▸ **Extracted material**:
# # # #
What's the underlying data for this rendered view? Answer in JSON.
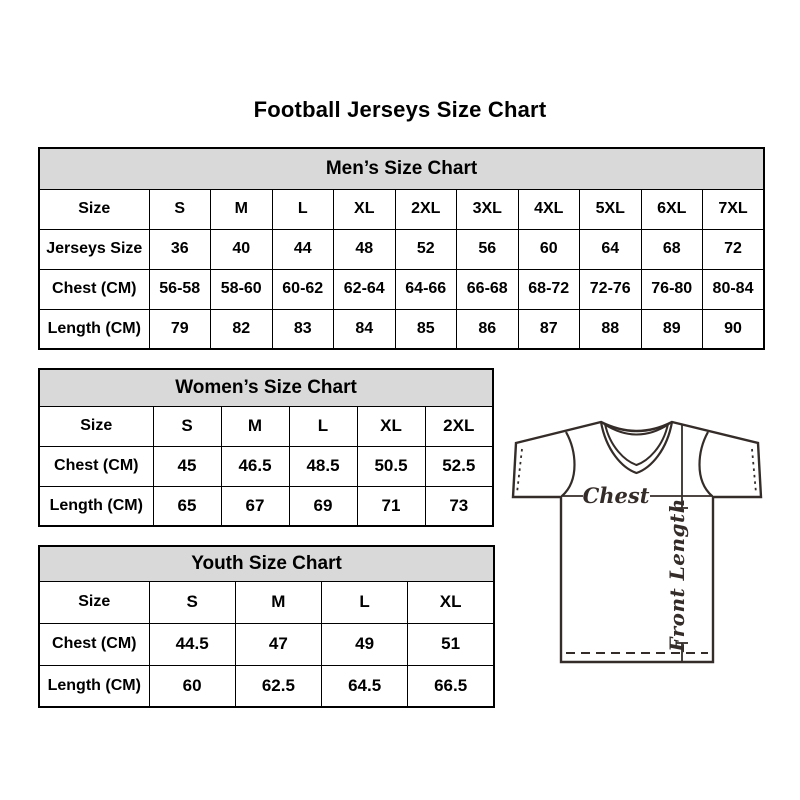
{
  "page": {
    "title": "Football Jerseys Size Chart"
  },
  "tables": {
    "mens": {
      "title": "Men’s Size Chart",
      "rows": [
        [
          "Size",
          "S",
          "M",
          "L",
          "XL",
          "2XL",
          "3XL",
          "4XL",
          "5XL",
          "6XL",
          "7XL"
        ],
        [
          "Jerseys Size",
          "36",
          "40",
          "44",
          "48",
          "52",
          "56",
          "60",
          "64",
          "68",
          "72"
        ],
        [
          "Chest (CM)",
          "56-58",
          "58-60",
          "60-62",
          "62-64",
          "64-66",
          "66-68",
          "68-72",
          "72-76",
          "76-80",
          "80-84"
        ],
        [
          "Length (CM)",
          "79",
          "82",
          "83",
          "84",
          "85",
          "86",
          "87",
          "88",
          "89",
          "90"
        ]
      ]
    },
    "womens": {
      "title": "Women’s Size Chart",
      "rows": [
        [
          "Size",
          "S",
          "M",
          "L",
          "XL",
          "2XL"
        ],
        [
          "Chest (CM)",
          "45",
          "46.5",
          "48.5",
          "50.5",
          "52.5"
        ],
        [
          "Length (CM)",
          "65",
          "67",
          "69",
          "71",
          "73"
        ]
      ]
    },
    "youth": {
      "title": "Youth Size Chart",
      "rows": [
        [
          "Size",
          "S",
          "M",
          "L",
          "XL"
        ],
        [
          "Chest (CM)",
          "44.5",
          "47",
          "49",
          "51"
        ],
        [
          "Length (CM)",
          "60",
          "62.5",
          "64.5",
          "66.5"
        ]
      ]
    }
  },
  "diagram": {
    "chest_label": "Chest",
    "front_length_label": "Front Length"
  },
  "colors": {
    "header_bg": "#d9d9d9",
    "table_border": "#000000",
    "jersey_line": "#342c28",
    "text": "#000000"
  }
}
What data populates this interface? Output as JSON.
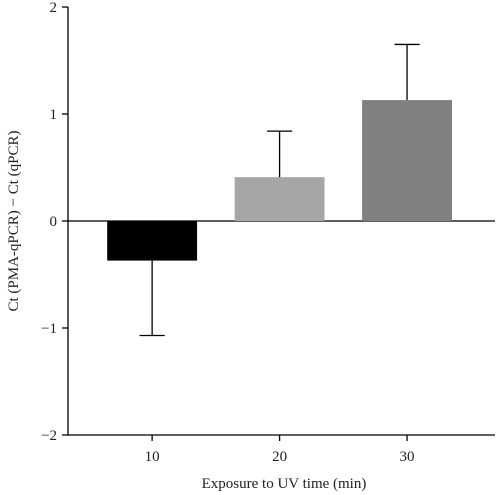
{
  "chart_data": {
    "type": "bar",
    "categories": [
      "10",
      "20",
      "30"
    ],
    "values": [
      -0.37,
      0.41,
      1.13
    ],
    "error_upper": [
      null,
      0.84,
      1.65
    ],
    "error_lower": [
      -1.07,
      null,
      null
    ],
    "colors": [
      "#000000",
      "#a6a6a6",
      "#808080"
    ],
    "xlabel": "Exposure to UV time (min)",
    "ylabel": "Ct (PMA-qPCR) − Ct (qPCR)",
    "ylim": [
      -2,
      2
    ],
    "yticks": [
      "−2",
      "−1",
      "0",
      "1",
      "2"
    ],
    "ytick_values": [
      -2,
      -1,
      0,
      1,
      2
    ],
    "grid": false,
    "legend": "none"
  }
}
# # # #
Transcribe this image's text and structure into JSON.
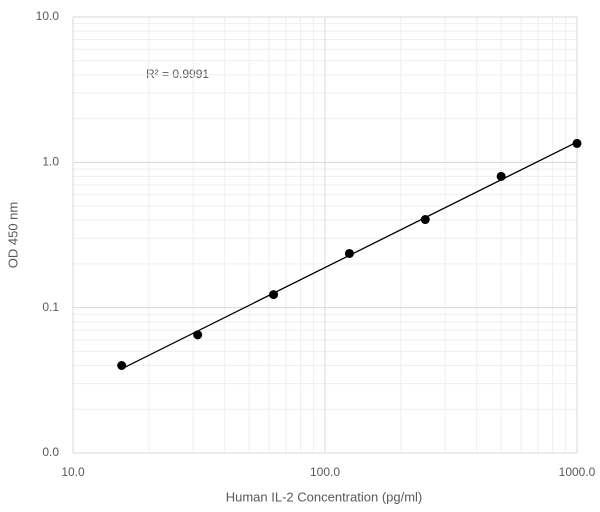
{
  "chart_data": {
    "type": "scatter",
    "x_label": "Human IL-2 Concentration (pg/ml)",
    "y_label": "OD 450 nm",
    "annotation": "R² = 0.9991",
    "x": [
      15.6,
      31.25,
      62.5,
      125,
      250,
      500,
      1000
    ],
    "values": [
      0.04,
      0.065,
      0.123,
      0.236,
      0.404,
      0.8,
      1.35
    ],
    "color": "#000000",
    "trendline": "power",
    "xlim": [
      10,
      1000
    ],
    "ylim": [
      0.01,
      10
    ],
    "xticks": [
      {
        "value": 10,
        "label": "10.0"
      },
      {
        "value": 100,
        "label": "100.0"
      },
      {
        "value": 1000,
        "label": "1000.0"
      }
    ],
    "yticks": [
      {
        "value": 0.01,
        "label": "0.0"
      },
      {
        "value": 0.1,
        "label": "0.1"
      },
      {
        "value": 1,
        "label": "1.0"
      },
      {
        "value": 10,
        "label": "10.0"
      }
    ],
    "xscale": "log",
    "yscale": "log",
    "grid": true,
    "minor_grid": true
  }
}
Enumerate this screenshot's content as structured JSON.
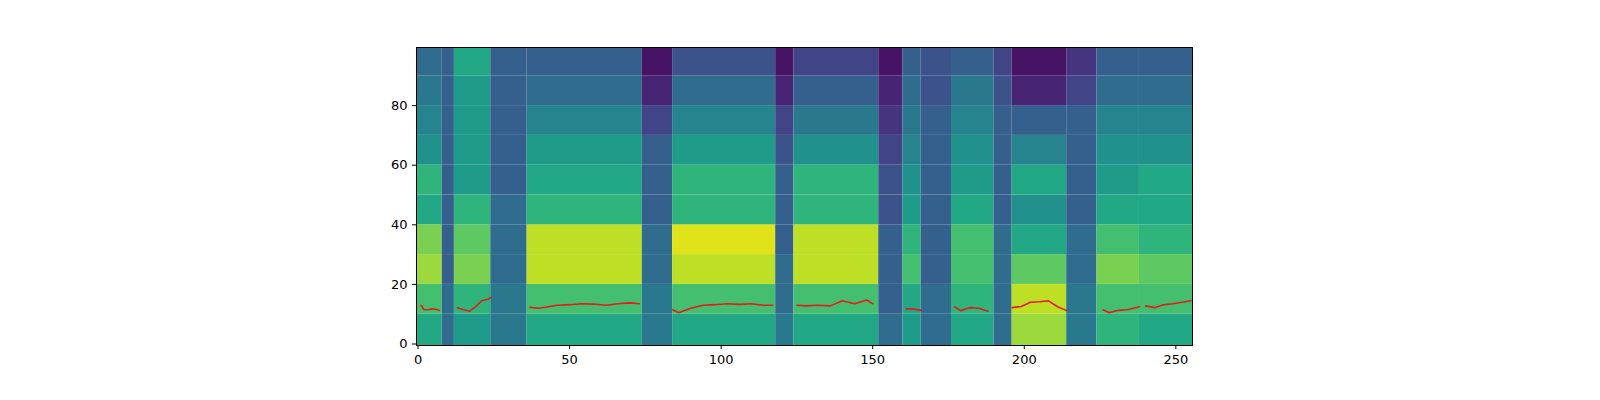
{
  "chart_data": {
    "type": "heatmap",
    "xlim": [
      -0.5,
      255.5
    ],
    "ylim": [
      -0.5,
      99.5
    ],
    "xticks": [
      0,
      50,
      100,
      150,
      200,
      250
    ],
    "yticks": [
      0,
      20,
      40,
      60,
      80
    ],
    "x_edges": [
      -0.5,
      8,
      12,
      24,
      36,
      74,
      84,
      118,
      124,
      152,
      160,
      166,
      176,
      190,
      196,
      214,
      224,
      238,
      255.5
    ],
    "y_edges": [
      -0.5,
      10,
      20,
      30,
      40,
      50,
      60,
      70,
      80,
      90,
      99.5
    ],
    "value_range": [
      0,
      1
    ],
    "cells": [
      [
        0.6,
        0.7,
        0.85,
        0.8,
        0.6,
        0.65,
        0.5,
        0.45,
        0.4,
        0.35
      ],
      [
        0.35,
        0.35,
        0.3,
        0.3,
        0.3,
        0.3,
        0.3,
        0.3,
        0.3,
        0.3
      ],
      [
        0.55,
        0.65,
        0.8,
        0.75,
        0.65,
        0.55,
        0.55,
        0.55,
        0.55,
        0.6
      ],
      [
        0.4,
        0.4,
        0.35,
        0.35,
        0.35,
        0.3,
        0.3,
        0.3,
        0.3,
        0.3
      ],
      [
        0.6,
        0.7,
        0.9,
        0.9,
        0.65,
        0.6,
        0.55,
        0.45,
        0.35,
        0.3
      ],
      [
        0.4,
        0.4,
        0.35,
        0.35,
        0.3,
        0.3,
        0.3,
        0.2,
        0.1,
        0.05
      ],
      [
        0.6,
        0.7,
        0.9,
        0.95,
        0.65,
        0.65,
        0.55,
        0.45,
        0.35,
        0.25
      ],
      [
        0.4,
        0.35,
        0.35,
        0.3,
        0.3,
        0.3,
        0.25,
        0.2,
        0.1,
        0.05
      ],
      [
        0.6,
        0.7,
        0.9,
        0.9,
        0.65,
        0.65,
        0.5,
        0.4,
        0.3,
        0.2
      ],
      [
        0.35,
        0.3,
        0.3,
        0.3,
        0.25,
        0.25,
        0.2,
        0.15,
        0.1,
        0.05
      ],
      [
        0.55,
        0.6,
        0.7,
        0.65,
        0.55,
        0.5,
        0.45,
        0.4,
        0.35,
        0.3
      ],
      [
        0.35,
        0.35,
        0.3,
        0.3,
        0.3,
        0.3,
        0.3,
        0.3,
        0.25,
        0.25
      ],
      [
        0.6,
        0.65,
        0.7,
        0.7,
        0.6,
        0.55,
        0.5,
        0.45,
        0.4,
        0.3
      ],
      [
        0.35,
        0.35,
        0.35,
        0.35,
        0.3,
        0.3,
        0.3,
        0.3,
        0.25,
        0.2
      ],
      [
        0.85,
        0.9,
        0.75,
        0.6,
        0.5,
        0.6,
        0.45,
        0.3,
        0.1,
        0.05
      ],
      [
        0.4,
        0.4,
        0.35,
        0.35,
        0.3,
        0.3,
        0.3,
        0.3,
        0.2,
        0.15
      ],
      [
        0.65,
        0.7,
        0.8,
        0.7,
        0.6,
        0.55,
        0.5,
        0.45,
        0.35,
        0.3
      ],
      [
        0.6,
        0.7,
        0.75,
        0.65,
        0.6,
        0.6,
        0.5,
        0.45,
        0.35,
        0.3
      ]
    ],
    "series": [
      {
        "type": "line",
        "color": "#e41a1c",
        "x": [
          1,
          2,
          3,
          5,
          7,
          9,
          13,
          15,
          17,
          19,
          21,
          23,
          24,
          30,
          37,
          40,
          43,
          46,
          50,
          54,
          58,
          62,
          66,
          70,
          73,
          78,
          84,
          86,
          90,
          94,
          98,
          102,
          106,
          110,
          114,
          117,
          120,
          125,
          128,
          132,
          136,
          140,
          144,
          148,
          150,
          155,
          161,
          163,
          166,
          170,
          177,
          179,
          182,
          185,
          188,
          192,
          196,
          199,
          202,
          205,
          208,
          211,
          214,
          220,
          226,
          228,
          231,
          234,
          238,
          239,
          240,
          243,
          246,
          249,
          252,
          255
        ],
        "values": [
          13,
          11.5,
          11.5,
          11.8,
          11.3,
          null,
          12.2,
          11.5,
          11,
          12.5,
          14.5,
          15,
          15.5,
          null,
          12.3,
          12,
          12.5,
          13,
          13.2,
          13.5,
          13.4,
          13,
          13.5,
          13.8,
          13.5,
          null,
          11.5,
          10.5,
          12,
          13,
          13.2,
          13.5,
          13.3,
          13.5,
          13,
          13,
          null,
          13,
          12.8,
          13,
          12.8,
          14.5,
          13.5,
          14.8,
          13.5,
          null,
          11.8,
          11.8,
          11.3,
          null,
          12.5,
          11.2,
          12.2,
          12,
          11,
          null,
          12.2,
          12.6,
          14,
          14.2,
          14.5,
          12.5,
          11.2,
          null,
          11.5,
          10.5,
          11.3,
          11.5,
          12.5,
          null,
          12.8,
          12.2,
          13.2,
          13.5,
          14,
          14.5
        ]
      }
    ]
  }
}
# # # #
▸ **Written problem**:
Looking at the records above, work out how many lines include the word "title", then give that number by itself.

▸ **Output for this exercise**:
4